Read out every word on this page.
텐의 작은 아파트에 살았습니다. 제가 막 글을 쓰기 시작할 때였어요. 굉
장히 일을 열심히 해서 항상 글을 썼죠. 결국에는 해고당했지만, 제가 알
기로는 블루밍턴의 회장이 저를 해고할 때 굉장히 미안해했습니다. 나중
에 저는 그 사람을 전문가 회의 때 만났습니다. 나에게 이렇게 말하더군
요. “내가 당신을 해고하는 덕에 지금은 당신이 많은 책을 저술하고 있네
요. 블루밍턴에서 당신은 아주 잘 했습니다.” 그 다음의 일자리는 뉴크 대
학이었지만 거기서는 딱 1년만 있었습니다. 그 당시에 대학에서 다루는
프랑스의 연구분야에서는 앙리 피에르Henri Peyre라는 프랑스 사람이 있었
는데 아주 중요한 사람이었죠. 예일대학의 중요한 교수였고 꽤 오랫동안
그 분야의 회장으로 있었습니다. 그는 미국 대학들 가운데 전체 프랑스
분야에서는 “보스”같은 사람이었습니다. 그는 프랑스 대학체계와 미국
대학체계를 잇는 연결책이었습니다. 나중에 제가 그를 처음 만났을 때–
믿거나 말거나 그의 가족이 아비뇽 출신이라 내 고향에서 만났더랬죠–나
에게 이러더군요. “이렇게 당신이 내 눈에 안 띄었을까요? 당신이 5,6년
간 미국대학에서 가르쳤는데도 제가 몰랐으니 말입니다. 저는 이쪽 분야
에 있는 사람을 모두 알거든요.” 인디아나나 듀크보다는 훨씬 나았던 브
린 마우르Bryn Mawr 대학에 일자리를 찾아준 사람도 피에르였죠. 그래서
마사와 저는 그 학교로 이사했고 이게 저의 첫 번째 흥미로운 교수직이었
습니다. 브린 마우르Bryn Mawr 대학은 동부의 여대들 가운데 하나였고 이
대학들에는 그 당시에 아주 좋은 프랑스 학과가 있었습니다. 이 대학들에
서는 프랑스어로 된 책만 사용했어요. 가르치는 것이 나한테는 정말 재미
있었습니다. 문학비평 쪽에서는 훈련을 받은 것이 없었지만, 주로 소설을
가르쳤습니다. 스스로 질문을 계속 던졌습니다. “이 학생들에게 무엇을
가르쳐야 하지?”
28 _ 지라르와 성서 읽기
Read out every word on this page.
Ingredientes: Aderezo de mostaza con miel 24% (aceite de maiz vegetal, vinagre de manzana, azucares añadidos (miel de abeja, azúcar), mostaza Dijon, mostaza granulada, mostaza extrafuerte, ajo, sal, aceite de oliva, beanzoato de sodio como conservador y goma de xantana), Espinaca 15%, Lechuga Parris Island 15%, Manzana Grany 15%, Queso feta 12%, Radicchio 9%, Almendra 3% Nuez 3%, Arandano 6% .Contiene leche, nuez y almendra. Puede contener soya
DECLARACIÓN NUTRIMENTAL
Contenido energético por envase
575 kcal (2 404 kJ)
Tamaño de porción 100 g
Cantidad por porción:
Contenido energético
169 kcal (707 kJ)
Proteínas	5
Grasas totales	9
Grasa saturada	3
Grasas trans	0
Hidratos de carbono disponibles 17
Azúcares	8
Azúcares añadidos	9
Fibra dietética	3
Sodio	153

What is needed: Check each line of the entries above for the word "añadidos". List the ones that have it.

In response:
Ingredientes: Aderezo de mostaza con miel 24% (aceite de maiz vegetal, vinagre de manzana, azucares añadidos (miel de abeja, azúcar), mostaza Dijon, mostaza granulada, mostaza extrafuerte, ajo, sal, aceite de oliva, beanzoato de sodio como conservador y goma de xantana), Espinaca 15%, Lechuga Parris Island 15%, Manzana Grany 15%, Queso feta 12%, Radicchio 9%, Almendra 3% Nuez 3%, Arandano 6% .Contiene leche, nuez y almendra. Puede contener soya
Azúcares añadidos	9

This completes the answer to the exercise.